BEGIN Information supplied
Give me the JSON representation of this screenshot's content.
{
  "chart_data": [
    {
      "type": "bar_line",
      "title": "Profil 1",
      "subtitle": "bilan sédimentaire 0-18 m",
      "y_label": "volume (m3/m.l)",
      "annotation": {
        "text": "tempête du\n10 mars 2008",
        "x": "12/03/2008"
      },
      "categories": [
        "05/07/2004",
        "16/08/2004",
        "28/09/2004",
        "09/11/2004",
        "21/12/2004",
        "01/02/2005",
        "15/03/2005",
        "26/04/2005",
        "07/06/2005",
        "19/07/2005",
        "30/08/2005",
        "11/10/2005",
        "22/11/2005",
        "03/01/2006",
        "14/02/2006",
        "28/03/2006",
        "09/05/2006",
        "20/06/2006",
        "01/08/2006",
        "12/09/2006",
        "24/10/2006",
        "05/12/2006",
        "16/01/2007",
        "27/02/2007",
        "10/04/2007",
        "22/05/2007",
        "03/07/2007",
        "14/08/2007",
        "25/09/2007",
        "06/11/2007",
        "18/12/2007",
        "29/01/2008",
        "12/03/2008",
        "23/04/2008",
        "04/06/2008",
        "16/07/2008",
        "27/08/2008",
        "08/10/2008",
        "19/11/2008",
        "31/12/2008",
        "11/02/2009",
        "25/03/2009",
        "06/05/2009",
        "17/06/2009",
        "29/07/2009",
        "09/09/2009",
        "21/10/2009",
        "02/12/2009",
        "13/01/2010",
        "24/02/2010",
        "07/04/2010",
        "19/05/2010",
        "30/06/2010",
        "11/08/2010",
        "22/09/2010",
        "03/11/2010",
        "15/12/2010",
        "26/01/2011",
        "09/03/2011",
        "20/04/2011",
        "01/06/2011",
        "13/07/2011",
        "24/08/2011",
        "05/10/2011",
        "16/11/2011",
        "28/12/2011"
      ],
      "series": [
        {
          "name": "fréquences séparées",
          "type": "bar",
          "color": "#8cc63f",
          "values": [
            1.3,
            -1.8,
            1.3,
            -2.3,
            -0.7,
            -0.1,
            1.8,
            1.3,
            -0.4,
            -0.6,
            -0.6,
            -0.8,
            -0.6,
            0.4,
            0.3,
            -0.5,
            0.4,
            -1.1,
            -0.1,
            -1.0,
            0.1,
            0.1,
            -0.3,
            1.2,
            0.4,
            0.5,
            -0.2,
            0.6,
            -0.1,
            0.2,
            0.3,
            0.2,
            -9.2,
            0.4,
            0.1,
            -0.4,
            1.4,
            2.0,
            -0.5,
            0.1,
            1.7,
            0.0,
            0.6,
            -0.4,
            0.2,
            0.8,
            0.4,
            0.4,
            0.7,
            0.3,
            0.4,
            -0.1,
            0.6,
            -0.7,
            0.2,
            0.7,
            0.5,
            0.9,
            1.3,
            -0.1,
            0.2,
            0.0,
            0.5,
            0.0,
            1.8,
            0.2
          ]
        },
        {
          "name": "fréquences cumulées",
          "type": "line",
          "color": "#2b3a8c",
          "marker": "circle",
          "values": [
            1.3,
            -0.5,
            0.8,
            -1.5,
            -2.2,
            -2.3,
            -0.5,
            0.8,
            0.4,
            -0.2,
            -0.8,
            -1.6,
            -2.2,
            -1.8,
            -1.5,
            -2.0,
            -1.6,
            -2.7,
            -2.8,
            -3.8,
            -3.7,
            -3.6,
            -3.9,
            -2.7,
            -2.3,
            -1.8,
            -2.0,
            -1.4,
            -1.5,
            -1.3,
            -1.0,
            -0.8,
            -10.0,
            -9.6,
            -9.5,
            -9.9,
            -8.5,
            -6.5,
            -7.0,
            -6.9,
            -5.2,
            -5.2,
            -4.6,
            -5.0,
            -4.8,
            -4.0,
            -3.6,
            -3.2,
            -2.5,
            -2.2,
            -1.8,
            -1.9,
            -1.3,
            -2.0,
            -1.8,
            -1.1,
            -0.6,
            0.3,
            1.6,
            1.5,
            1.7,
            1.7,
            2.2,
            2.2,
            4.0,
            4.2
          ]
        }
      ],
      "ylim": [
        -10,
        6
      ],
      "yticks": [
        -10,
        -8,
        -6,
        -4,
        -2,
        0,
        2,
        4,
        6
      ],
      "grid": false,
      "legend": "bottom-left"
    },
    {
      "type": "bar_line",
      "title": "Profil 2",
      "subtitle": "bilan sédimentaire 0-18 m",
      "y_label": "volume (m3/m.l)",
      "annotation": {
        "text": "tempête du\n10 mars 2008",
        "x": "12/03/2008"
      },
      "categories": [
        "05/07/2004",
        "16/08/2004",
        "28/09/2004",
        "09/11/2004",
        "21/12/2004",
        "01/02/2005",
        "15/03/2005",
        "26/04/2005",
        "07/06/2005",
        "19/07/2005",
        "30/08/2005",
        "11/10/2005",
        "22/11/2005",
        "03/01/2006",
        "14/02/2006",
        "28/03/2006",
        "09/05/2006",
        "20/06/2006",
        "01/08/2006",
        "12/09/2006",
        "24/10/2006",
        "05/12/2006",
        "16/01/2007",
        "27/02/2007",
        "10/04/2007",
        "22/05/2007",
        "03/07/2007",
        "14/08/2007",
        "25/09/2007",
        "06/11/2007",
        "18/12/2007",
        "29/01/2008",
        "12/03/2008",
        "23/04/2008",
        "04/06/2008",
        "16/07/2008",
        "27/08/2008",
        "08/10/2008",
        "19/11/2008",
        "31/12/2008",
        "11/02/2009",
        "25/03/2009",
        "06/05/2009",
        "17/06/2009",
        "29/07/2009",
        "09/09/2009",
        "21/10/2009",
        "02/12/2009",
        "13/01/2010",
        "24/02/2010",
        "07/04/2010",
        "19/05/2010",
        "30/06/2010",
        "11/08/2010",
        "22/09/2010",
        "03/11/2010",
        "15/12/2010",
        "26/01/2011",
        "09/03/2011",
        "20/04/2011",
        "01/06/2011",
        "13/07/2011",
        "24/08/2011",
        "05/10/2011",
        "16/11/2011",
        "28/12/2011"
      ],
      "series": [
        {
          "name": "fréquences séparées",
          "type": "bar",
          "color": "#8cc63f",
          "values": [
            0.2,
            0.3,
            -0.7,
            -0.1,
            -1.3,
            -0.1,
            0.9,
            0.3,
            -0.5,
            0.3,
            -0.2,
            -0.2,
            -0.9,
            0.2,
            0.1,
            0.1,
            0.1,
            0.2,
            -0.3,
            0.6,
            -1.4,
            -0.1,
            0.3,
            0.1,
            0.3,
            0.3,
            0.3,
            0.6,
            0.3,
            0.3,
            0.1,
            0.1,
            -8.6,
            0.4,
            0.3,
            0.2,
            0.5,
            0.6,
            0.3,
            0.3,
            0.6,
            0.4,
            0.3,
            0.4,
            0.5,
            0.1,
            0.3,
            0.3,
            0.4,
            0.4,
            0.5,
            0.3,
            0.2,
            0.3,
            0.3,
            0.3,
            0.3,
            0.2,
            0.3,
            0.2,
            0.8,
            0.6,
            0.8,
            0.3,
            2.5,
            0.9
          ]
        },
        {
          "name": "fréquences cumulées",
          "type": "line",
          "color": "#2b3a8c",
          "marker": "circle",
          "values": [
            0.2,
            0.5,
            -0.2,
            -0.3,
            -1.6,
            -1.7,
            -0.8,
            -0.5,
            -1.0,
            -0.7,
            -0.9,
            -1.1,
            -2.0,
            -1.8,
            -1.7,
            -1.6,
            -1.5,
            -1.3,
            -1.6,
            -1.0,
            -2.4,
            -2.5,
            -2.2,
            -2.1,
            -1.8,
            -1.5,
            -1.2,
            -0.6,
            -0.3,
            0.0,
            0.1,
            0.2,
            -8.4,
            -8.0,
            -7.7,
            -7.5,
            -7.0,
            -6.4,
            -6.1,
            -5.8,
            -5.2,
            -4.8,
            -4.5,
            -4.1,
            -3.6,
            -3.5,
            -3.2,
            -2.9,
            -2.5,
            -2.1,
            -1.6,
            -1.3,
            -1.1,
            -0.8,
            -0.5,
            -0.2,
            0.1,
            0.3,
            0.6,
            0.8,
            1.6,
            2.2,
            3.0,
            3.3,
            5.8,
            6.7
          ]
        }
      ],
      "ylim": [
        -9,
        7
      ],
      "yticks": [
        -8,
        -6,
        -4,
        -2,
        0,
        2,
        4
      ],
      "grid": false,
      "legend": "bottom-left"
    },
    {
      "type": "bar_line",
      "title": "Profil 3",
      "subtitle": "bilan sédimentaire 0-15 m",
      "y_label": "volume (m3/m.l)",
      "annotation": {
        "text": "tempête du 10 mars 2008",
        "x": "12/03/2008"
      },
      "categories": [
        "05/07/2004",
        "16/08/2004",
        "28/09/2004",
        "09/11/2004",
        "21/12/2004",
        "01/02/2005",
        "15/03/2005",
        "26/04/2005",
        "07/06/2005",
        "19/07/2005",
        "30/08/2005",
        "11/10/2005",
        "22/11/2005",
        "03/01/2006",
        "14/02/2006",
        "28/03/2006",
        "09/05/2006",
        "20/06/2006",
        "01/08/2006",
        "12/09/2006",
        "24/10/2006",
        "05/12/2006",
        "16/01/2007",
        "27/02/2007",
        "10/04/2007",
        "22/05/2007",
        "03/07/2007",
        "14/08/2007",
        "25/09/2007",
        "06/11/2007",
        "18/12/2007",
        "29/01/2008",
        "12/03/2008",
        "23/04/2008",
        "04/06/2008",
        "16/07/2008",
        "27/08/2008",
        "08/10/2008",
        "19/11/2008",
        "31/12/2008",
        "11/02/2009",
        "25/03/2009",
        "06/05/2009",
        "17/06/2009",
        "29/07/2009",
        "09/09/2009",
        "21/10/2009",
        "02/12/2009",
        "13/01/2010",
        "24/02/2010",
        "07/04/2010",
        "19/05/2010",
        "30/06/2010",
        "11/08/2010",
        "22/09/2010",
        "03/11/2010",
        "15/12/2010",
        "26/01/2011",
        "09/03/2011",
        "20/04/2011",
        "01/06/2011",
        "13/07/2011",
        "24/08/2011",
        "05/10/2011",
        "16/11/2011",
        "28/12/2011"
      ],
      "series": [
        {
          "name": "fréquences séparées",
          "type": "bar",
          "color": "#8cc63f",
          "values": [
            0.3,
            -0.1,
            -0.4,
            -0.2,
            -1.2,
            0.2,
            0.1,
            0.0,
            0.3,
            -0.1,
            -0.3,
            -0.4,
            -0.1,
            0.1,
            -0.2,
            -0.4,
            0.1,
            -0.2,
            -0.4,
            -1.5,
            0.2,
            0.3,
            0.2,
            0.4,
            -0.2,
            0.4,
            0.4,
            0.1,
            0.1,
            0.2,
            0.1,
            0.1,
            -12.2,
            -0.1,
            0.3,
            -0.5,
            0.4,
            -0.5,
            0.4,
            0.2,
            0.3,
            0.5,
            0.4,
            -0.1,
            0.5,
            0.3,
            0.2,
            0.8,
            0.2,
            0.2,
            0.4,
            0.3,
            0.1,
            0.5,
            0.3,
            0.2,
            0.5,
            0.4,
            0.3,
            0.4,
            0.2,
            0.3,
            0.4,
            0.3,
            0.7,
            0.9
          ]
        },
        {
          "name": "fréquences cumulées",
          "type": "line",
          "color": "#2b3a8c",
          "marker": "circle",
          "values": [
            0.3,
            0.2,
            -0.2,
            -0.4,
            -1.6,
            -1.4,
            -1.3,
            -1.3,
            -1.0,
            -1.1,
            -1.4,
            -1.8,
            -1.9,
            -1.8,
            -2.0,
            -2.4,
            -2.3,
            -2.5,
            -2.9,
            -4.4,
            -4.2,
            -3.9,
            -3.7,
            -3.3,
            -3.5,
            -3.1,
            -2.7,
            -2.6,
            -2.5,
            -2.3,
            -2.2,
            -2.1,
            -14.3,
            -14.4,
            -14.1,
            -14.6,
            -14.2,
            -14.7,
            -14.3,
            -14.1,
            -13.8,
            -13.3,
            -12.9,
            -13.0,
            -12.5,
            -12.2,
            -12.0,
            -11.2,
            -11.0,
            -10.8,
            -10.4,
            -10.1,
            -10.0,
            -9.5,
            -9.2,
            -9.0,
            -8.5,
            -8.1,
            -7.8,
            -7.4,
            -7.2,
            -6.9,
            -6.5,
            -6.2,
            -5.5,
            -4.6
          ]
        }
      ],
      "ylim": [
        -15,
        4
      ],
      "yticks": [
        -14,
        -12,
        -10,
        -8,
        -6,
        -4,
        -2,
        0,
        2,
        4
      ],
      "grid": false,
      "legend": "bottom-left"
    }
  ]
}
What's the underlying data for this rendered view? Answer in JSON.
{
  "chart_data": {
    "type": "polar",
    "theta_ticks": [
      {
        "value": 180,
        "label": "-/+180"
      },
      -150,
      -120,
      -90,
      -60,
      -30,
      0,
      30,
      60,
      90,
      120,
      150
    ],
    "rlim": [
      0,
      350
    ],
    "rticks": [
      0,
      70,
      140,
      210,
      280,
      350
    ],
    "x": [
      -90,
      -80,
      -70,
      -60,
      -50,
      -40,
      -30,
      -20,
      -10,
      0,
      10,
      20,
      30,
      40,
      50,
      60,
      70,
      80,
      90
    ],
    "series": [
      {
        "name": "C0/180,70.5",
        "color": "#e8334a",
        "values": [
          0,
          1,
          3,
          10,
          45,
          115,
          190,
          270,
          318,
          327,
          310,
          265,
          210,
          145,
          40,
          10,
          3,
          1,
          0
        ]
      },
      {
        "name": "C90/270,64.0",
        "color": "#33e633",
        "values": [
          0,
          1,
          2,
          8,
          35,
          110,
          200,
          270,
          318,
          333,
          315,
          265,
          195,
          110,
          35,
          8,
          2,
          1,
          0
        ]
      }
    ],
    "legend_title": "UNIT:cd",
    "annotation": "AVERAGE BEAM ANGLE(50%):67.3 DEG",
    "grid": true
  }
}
END Information supplied
*Description of the task*: Reproduce the lines word for word, starting at the one holding "What's the underlying" and ending at the final line of the material above.

*The output*:
What's the underlying data for this rendered view? Answer in JSON.
{
  "chart_data": {
    "type": "polar",
    "theta_ticks": [
      {
        "value": 180,
        "label": "-/+180"
      },
      -150,
      -120,
      -90,
      -60,
      -30,
      0,
      30,
      60,
      90,
      120,
      150
    ],
    "rlim": [
      0,
      350
    ],
    "rticks": [
      0,
      70,
      140,
      210,
      280,
      350
    ],
    "x": [
      -90,
      -80,
      -70,
      -60,
      -50,
      -40,
      -30,
      -20,
      -10,
      0,
      10,
      20,
      30,
      40,
      50,
      60,
      70,
      80,
      90
    ],
    "series": [
      {
        "name": "C0/180,70.5",
        "color": "#e8334a",
        "values": [
          0,
          1,
          3,
          10,
          45,
          115,
          190,
          270,
          318,
          327,
          310,
          265,
          210,
          145,
          40,
          10,
          3,
          1,
          0
        ]
      },
      {
        "name": "C90/270,64.0",
        "color": "#33e633",
        "values": [
          0,
          1,
          2,
          8,
          35,
          110,
          200,
          270,
          318,
          333,
          315,
          265,
          195,
          110,
          35,
          8,
          2,
          1,
          0
        ]
      }
    ],
    "legend_title": "UNIT:cd",
    "annotation": "AVERAGE BEAM ANGLE(50%):67.3 DEG",
    "grid": true
  }
}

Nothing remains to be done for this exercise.